PROBLEMS AND TASKS:
A - Answer these from the Mike Cameron passage, one answer per line, labeled (i), (ii), (iii) to match:
(i) Which player made a running catch in front of the fence?
(ii) What did Mark McLemore make for Cameron?
(iii) How many voice-mail messages were on Cameron's cell phone when he first turned it on?
B - Set down a verbatim stretch of the Mike Cameron passage, beginning at the words "Porzio came back" and stopping after the words "of the fence.".

SOURCE PASSAGE:

** begin **

After he took that pitch, he could hear his teammates yelping that he should have swung. But Cameron said he didn't feel right hacking at a 3-0 pitch in a 15-4 game, because "you have to respect the game."
That didn't stop him, though, from hacking at a 3-1 pitch that almost hit him in the shoulder.
"Hey, I wasn't going to walk," Cameron laughed. "I had to foul off the 3-1 pitch just to get another opportunity -- and it was a ball, up and in, and I even put a good swing on that. I said, What is going on'"
Porzio came back with one last pitch away, and Cameron pounded it to right. His heart -- and thousands of others -- leaped, but just for a moment. This shot never got high enough to leave, and right fielder Jeff Lieper made a running catch in front of the fence.
"I thought when I hit it, 'I got it,'" Cameron said. "But then it started to die in the wind. I was just amazed he caught it. I drove that thing to the track. I couldn't believe I didn't get a hit out of it."
We'll never know, had it landed, if he would have kept on running until they either threw him out or he'd legged out an inside-the-parker. But what the heck. Settling for four homers will just have to do.
Afterward, he got back to the clubhouse and found that Mark McLemore had made him a cape and cardboard crown. And his teammates stood in two lines and made him walk under a canopy of bats.
"I felt," Cameron said, "like I just married the king's daughter."
He had 23 voice-mail messages on his cell phone by the time he first turned it on. And at last check, he hadn't stopped talking, laughing or floating since.
"Just to be a part of a night like that," Cameron told Week in Review, "I'll never forget it. I was part of 116 wins last year. And now, for one particular night, I was the best player on the planet. I don't know if I'll ever feel that way again. But for one night, I was the best. "Man," said Mike Cameron one more time, "What is going on?"
Subplots of the week Best supporting actor of the week: Poor Bret Boone. He coulda been the star of the game.

** end **

RECORDED DATA:
** begin **

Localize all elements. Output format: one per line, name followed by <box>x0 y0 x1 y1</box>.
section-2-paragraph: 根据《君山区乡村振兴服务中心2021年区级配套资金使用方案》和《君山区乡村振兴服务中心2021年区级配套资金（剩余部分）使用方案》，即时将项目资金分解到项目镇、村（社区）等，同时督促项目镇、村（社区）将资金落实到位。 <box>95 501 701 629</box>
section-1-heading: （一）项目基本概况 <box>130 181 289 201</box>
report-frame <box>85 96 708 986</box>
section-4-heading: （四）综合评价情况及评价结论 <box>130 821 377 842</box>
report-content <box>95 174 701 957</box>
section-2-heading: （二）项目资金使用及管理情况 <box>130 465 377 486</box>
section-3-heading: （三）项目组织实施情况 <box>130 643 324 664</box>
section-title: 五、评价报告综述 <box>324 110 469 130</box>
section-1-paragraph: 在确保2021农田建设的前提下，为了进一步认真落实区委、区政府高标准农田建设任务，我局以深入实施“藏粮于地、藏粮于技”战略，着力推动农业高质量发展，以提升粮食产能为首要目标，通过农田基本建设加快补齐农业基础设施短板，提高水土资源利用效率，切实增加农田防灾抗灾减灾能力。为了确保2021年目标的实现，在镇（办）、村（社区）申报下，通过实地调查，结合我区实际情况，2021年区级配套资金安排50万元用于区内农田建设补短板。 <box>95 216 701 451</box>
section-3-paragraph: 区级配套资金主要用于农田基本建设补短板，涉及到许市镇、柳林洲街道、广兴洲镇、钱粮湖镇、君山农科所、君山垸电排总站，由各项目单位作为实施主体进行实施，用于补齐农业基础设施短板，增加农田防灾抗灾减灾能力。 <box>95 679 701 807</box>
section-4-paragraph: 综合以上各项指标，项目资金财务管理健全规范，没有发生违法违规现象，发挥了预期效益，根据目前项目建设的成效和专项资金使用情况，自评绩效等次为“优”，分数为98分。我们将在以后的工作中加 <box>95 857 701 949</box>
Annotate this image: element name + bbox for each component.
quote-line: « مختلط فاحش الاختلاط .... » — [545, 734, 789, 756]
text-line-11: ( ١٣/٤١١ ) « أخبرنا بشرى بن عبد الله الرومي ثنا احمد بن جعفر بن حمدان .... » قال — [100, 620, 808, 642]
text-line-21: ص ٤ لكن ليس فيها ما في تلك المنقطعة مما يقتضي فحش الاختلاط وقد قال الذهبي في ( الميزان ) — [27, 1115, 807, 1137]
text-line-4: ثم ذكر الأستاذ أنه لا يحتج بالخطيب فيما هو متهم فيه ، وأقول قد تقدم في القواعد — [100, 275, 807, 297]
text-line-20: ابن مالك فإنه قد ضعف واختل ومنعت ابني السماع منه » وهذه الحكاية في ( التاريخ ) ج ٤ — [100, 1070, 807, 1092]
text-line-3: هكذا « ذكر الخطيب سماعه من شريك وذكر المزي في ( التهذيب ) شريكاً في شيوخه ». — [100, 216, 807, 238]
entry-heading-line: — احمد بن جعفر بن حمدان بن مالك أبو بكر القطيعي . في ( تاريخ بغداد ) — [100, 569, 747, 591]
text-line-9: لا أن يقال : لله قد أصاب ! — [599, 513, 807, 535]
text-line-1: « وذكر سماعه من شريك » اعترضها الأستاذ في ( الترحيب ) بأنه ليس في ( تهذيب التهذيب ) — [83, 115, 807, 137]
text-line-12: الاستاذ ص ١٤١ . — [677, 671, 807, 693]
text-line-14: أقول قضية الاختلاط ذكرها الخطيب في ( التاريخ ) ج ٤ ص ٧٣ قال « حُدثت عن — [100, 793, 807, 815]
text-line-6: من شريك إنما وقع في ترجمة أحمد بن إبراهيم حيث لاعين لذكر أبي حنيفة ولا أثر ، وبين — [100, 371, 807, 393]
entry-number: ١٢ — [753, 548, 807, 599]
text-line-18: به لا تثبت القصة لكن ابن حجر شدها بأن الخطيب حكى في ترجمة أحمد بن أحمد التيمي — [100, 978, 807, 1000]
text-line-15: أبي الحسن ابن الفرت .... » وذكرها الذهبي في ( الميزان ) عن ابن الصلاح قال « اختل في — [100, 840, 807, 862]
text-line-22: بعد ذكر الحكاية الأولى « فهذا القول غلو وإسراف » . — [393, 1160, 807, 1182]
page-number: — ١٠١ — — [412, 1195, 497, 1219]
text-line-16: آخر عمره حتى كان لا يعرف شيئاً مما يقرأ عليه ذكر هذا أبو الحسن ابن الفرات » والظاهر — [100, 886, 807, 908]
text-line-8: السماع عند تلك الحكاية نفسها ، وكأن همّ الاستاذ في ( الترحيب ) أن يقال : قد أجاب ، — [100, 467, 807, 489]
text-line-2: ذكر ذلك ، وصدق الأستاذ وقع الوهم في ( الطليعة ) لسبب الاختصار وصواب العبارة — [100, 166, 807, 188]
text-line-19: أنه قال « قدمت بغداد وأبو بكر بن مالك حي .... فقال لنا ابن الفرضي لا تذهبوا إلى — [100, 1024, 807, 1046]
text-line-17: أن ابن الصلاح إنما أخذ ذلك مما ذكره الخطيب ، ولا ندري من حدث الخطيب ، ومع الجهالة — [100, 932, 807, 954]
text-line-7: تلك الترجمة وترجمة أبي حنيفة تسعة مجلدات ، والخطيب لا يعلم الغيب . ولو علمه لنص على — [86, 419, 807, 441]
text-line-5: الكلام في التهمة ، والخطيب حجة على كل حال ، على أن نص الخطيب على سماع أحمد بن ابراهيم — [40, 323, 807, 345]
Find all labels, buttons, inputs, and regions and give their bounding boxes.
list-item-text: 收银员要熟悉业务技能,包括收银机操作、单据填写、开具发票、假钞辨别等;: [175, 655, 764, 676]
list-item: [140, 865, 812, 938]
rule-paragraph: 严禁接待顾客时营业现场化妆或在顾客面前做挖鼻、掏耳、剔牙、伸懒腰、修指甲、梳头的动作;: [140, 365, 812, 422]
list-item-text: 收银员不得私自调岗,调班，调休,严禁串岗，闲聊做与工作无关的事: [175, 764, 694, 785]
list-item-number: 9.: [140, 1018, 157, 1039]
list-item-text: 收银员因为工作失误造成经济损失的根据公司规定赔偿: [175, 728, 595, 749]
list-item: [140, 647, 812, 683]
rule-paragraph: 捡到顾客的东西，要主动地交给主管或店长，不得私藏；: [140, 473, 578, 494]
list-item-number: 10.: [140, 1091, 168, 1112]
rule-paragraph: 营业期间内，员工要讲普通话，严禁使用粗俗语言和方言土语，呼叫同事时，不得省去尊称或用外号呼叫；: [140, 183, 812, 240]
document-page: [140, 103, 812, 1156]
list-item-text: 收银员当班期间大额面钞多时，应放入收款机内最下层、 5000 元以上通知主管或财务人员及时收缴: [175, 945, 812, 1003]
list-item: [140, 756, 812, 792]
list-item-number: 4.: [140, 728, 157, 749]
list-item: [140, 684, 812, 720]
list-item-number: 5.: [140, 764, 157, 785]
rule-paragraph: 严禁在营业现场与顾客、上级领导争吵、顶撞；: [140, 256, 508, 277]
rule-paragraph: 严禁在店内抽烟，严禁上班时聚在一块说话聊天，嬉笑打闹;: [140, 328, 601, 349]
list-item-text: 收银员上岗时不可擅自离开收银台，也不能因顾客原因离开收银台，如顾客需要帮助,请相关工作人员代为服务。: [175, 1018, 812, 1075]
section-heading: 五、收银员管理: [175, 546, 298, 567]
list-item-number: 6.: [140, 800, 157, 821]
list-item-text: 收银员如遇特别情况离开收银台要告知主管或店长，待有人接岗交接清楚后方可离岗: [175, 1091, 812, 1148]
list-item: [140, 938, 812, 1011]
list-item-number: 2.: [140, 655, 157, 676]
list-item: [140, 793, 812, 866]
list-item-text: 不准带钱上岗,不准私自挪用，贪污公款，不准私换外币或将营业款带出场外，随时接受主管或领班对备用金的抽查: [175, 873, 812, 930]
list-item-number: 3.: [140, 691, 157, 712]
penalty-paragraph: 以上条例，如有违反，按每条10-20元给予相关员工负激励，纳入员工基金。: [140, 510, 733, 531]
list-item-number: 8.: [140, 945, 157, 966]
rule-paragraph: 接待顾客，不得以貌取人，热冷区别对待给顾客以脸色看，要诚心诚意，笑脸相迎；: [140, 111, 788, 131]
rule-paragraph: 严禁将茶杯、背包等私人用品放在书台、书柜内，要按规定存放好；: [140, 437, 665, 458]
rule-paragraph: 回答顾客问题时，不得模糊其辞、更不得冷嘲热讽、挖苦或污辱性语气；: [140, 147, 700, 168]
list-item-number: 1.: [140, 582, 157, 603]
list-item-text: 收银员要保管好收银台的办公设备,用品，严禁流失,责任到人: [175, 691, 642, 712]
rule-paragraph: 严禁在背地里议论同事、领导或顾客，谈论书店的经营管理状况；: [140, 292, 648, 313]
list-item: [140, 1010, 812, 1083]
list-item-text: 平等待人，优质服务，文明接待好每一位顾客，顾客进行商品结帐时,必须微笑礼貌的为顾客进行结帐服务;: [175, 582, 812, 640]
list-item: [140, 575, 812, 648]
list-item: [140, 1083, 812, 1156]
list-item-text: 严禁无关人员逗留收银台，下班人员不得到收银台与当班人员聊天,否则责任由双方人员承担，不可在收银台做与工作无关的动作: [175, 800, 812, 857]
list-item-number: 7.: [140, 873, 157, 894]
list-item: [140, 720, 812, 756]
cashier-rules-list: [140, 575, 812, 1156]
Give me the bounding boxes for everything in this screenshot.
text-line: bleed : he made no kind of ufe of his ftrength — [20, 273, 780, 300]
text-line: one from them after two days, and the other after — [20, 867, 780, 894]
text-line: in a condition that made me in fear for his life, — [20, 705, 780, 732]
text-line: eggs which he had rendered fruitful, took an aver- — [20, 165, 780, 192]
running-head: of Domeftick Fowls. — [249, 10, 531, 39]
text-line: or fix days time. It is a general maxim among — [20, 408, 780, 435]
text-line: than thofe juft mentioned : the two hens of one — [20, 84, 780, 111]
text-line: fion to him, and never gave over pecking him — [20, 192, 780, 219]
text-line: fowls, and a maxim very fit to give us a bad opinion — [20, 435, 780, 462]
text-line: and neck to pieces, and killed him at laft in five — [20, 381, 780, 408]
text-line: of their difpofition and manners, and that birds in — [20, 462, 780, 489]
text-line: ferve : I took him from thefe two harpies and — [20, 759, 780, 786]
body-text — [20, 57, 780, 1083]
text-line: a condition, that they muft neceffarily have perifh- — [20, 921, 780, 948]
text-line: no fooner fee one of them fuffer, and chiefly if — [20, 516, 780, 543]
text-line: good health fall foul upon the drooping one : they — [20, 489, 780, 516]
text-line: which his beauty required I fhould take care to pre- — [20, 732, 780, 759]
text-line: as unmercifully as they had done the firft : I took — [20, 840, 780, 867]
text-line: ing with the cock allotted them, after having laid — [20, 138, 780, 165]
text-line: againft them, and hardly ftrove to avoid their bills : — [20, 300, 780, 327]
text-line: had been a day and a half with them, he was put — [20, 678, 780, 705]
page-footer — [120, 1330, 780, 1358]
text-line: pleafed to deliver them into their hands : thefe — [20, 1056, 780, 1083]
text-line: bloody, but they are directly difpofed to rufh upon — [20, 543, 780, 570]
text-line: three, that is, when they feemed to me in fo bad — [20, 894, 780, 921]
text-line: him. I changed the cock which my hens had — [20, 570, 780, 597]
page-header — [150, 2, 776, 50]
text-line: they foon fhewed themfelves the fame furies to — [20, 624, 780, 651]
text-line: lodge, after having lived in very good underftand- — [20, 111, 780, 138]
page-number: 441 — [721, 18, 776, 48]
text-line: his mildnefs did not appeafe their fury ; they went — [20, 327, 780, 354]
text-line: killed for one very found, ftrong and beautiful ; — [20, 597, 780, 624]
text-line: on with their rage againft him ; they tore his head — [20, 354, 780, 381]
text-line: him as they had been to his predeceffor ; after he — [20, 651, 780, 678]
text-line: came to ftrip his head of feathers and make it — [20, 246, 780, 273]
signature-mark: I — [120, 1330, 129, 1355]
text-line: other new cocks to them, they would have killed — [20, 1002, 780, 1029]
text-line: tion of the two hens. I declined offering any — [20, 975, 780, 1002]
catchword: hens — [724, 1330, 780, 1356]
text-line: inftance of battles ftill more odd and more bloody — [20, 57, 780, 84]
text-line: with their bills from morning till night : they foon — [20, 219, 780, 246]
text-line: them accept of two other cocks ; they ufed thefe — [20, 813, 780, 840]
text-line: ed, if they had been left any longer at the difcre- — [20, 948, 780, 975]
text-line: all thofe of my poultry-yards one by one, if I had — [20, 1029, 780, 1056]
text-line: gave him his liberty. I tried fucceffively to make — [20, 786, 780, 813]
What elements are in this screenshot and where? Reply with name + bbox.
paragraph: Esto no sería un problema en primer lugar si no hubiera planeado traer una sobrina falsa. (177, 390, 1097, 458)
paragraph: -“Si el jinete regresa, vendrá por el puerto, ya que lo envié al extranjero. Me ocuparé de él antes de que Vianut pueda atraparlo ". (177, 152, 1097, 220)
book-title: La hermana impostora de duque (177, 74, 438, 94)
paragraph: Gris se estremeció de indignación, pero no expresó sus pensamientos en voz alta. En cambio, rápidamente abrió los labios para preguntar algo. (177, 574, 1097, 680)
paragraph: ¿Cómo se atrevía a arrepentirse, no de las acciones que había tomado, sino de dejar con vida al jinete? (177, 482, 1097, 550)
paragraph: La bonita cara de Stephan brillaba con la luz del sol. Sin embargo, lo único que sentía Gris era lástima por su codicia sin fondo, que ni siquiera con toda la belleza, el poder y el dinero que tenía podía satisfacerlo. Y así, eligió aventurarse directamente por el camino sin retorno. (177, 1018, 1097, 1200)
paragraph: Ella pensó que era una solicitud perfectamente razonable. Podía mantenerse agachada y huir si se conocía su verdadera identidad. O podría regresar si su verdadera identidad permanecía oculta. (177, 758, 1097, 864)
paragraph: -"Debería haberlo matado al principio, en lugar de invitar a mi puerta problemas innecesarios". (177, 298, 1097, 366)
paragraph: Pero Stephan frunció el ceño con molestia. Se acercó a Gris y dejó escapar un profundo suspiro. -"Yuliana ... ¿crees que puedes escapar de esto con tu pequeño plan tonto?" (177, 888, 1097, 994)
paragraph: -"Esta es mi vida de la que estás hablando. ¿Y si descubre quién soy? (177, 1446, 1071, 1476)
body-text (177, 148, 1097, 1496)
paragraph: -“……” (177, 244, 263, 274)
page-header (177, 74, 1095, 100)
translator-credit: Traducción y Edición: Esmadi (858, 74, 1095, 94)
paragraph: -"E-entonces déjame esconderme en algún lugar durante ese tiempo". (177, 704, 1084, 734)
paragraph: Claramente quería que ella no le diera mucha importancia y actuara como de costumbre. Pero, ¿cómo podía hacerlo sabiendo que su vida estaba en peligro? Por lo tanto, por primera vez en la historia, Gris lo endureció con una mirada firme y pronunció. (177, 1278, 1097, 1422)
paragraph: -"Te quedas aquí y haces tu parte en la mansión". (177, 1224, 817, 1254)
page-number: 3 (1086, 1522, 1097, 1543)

** end **

WRITTEN RESPONSES:
A -
(i) Right fielder Jeff Lieper
(ii) A cape and a cardboard crown
(iii) 23

B -
Porzio came back with one last pitch away, and Cameron pounded it to right. His heart -- and thousands of others -- leaped, but just for a moment. This shot never got high enough to leave, and right fielder Jeff Lieper made a running catch in front of the fence.